**EXTRACTED INFORMATION:**
· · · · ·
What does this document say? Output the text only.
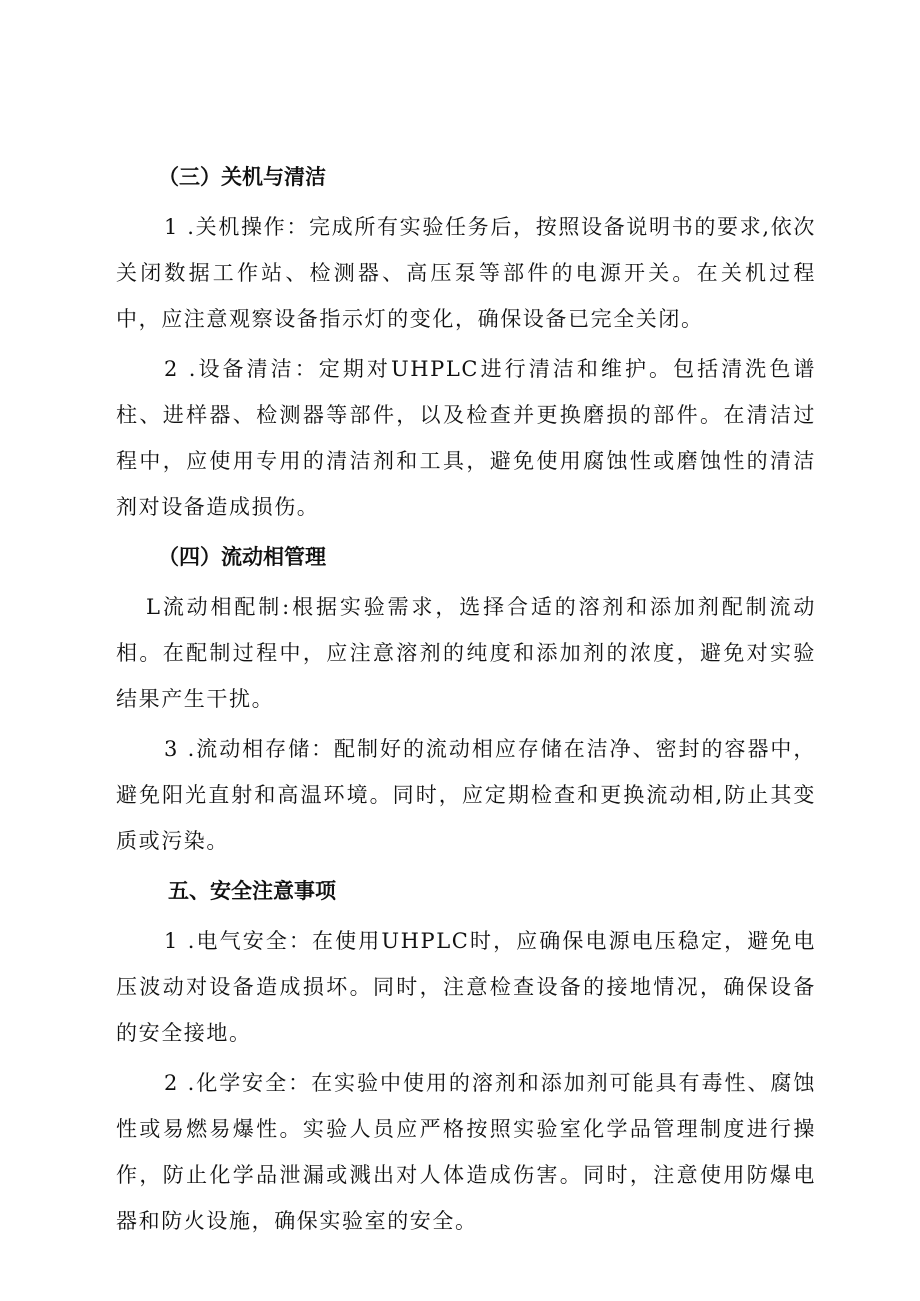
（三）关机与清洁
1 .关机操作：完成所有实验任务后，按照设备说明书的要求,依次关闭数据工作站、检测器、高压泵等部件的电源开关。在关机过程中，应注意观察设备指示灯的变化，确保设备已完全关闭。
2 .设备清洁：定期对UHPLC进行清洁和维护。包括清洗色谱柱、进样器、检测器等部件，以及检查并更换磨损的部件。在清洁过程中，应使用专用的清洁剂和工具，避免使用腐蚀性或磨蚀性的清洁剂对设备造成损伤。
（四）流动相管理
L流动相配制:根据实验需求，选择合适的溶剂和添加剂配制流动相。在配制过程中，应注意溶剂的纯度和添加剂的浓度，避免对实验结果产生干扰。
3 .流动相存储：配制好的流动相应存储在洁净、密封的容器中，避免阳光直射和高温环境。同时，应定期检查和更换流动相,防止其变质或污染。
五、安全注意事项
1 .电气安全：在使用UHPLC时，应确保电源电压稳定，避免电压波动对设备造成损坏。同时，注意检查设备的接地情况，确保设备的安全接地。
2 .化学安全：在实验中使用的溶剂和添加剂可能具有毒性、腐蚀性或易燃易爆性。实验人员应严格按照实验室化学品管理制度进行操作，防止化学品泄漏或溅出对人体造成伤害。同时，注意使用防爆电器和防火设施，确保实验室的安全。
· · · · ·
**WHAT TO DO:** Go through the listing above and quote it exactly, apart from its images.

**RESULT BELOW:**
What does this document say? Output the text only.
（三）关机与清洁
1 .关机操作：完成所有实验任务后，按照设备说明书的要求,依次关闭数据工作站、检测器、高压泵等部件的电源开关。在关机过程中，应注意观察设备指示灯的变化，确保设备已完全关闭。
2 .设备清洁：定期对UHPLC进行清洁和维护。包括清洗色谱柱、进样器、检测器等部件，以及检查并更换磨损的部件。在清洁过程中，应使用专用的清洁剂和工具，避免使用腐蚀性或磨蚀性的清洁剂对设备造成损伤。
（四）流动相管理
L流动相配制:根据实验需求，选择合适的溶剂和添加剂配制流动相。在配制过程中，应注意溶剂的纯度和添加剂的浓度，避免对实验结果产生干扰。
3 .流动相存储：配制好的流动相应存储在洁净、密封的容器中，避免阳光直射和高温环境。同时，应定期检查和更换流动相,防止其变质或污染。
五、安全注意事项
1 .电气安全：在使用UHPLC时，应确保电源电压稳定，避免电压波动对设备造成损坏。同时，注意检查设备的接地情况，确保设备的安全接地。
2 .化学安全：在实验中使用的溶剂和添加剂可能具有毒性、腐蚀性或易燃易爆性。实验人员应严格按照实验室化学品管理制度进行操作，防止化学品泄漏或溅出对人体造成伤害。同时，注意使用防爆电器和防火设施，确保实验室的安全。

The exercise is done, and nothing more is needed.